» Given problem
Keep the wording of each record exactly the same when you repeat it, and leave out pictures.

» Provided material
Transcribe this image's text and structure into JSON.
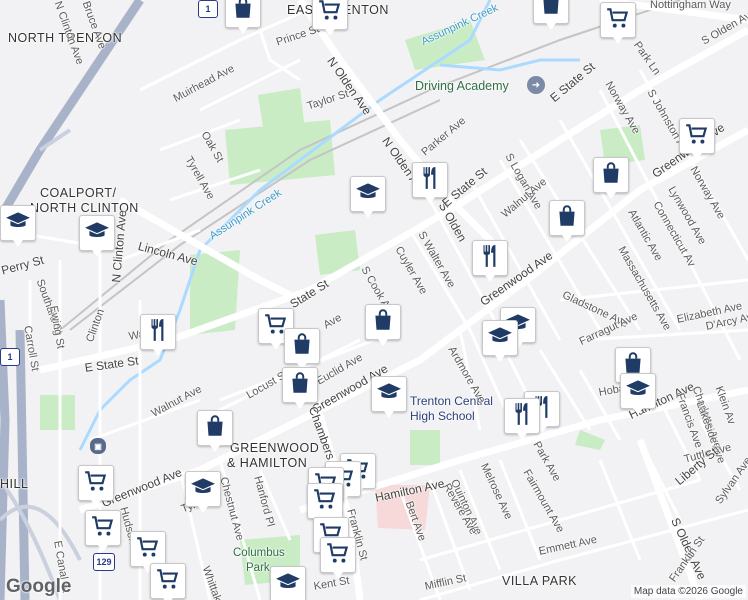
{
  "map": {
    "google_logo": "Google",
    "attribution": "Map data ©2026 Google",
    "route_shields": [
      "1",
      "1",
      "129"
    ],
    "colors": {
      "background": "#f2f2f4",
      "road": "#ffffff",
      "major_road": "#ffffff",
      "park": "#c9ecc5",
      "water": "#aadaff",
      "school": "#f3ecf8",
      "highway": "#a8b3c9",
      "pin_icon": "#1f3b66"
    },
    "areas": [
      {
        "name": "neighborhood-east-trenton",
        "text": "EAST TRENTON"
      },
      {
        "name": "neighborhood-north-trenton",
        "text": "NORTH TRENTON"
      },
      {
        "name": "neighborhood-coalport",
        "text": "COALPORT/"
      },
      {
        "name": "neighborhood-north-clinton",
        "text": "NORTH CLINTON"
      },
      {
        "name": "neighborhood-greenwood-hamilton-1",
        "text": "GREENWOOD"
      },
      {
        "name": "neighborhood-greenwood-hamilton-2",
        "text": "& HAMILTON"
      },
      {
        "name": "neighborhood-villa-park",
        "text": "VILLA PARK"
      },
      {
        "name": "neighborhood-hill",
        "text": "HILL"
      }
    ],
    "places": [
      {
        "name": "place-driving-academy",
        "text": "Driving Academy"
      },
      {
        "name": "place-trenton-central-1",
        "text": "Trenton Central"
      },
      {
        "name": "place-trenton-central-2",
        "text": "High School"
      },
      {
        "name": "place-columbus-park-1",
        "text": "Columbus"
      },
      {
        "name": "place-columbus-park-2",
        "text": "Park"
      }
    ],
    "water": [
      {
        "name": "water-assunpink-creek-1",
        "text": "Assunpink Creek"
      },
      {
        "name": "water-assunpink-creek-2",
        "text": "Assunpink Creek"
      }
    ],
    "streets": [
      "Nottingham Way",
      "Prince St",
      "Park Ln",
      "S Olden Ave",
      "Muirhead Ave",
      "Taylor St",
      "N Olden Ave",
      "E State St",
      "Norway Ave",
      "S Johnston Ave",
      "Oak St",
      "Tyrell Ave",
      "Parker Ave",
      "N Olden Ave",
      "S Logan Ave",
      "Greenwood Ave",
      "Lynwood Ave",
      "Norway Ave",
      "Connecticut Av",
      "Atlantic Ave",
      "Walnut Ave",
      "S Olden",
      "E State St",
      "Massachusetts Ave",
      "Perry St",
      "Lincoln Ave",
      "Southard St",
      "N Clinton Ave",
      "Ewing St",
      "Carroll St",
      "Cuyler Ave",
      "S Walter Ave",
      "Greenwood Ave",
      "Gladstone Ave",
      "Elizabeth Ave",
      "D'Arcy Av",
      "State St",
      "S Cook Ave",
      "Farragut Ave",
      "E State St",
      "Clinton",
      "Wall",
      "Locust St",
      "Ave",
      "Euclid Ave",
      "Ardmore Ave",
      "Walnut Ave",
      "Greenwood Ave",
      "Chambers St",
      "Hoba",
      "Hamilton Ave",
      "Klein Av",
      "Charlotte Ave",
      "Francis Ave",
      "Lakeside Ave",
      "Park Ave",
      "Tuttle Ave",
      "Liberty St",
      "Fairmount Ave",
      "Melrose Ave",
      "Quinton Ave",
      "Revere Ave",
      "Greenwood Ave",
      "Hamilton Ave",
      "Hudson St",
      "Chestnut Ave",
      "Tyler St",
      "Hanford Pl",
      "Bert Ave",
      "Franklin St",
      "E Canal St",
      "Whittaker",
      "Kent St",
      "Mifflin St",
      "Emmett Ave",
      "S Olden Ave",
      "Sylvan Ave",
      "Franklin St",
      "Bruce Ave",
      "N Clinton Ave"
    ],
    "markers": [
      {
        "name": "shopping-bag-marker",
        "icon": "shopping-bag-icon"
      },
      {
        "name": "shopping-cart-marker",
        "icon": "shopping-cart-icon"
      },
      {
        "name": "restaurant-marker",
        "icon": "restaurant-icon"
      },
      {
        "name": "school-marker",
        "icon": "school-icon"
      }
    ]
  }
}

» Written solution
Transcribe this image's text and structure into JSON.
{
  "map": {
    "google_logo": "Google",
    "attribution": "Map data ©2026 Google",
    "route_shields": [
      "1",
      "1",
      "129"
    ],
    "colors": {
      "background": "#f2f2f4",
      "road": "#ffffff",
      "major_road": "#ffffff",
      "park": "#c9ecc5",
      "water": "#aadaff",
      "school": "#f3ecf8",
      "highway": "#a8b3c9",
      "pin_icon": "#1f3b66"
    },
    "areas": [
      {
        "name": "neighborhood-east-trenton",
        "text": "EAST TRENTON"
      },
      {
        "name": "neighborhood-north-trenton",
        "text": "NORTH TRENTON"
      },
      {
        "name": "neighborhood-coalport",
        "text": "COALPORT/"
      },
      {
        "name": "neighborhood-north-clinton",
        "text": "NORTH CLINTON"
      },
      {
        "name": "neighborhood-greenwood-hamilton-1",
        "text": "GREENWOOD"
      },
      {
        "name": "neighborhood-greenwood-hamilton-2",
        "text": "& HAMILTON"
      },
      {
        "name": "neighborhood-villa-park",
        "text": "VILLA PARK"
      },
      {
        "name": "neighborhood-hill",
        "text": "HILL"
      }
    ],
    "places": [
      {
        "name": "place-driving-academy",
        "text": "Driving Academy"
      },
      {
        "name": "place-trenton-central-1",
        "text": "Trenton Central"
      },
      {
        "name": "place-trenton-central-2",
        "text": "High School"
      },
      {
        "name": "place-columbus-park-1",
        "text": "Columbus"
      },
      {
        "name": "place-columbus-park-2",
        "text": "Park"
      }
    ],
    "water": [
      {
        "name": "water-assunpink-creek-1",
        "text": "Assunpink Creek"
      },
      {
        "name": "water-assunpink-creek-2",
        "text": "Assunpink Creek"
      }
    ],
    "streets": [
      "Nottingham Way",
      "Prince St",
      "Park Ln",
      "S Olden Ave",
      "Muirhead Ave",
      "Taylor St",
      "N Olden Ave",
      "E State St",
      "Norway Ave",
      "S Johnston Ave",
      "Oak St",
      "Tyrell Ave",
      "Parker Ave",
      "N Olden Ave",
      "S Logan Ave",
      "Greenwood Ave",
      "Lynwood Ave",
      "Norway Ave",
      "Connecticut Av",
      "Atlantic Ave",
      "Walnut Ave",
      "S Olden",
      "E State St",
      "Massachusetts Ave",
      "Perry St",
      "Lincoln Ave",
      "Southard St",
      "N Clinton Ave",
      "Ewing St",
      "Carroll St",
      "Cuyler Ave",
      "S Walter Ave",
      "Greenwood Ave",
      "Gladstone Ave",
      "Elizabeth Ave",
      "D'Arcy Av",
      "State St",
      "S Cook Ave",
      "Farragut Ave",
      "E State St",
      "Clinton",
      "Wall",
      "Locust St",
      "Ave",
      "Euclid Ave",
      "Ardmore Ave",
      "Walnut Ave",
      "Greenwood Ave",
      "Chambers St",
      "Hoba",
      "Hamilton Ave",
      "Klein Av",
      "Charlotte Ave",
      "Francis Ave",
      "Lakeside Ave",
      "Park Ave",
      "Tuttle Ave",
      "Liberty St",
      "Fairmount Ave",
      "Melrose Ave",
      "Quinton Ave",
      "Revere Ave",
      "Greenwood Ave",
      "Hamilton Ave",
      "Hudson St",
      "Chestnut Ave",
      "Tyler St",
      "Hanford Pl",
      "Bert Ave",
      "Franklin St",
      "E Canal St",
      "Whittaker",
      "Kent St",
      "Mifflin St",
      "Emmett Ave",
      "S Olden Ave",
      "Sylvan Ave",
      "Franklin St",
      "Bruce Ave",
      "N Clinton Ave"
    ],
    "markers": [
      {
        "name": "shopping-bag-marker",
        "icon": "shopping-bag-icon"
      },
      {
        "name": "shopping-cart-marker",
        "icon": "shopping-cart-icon"
      },
      {
        "name": "restaurant-marker",
        "icon": "restaurant-icon"
      },
      {
        "name": "school-marker",
        "icon": "school-icon"
      }
    ]
  }
}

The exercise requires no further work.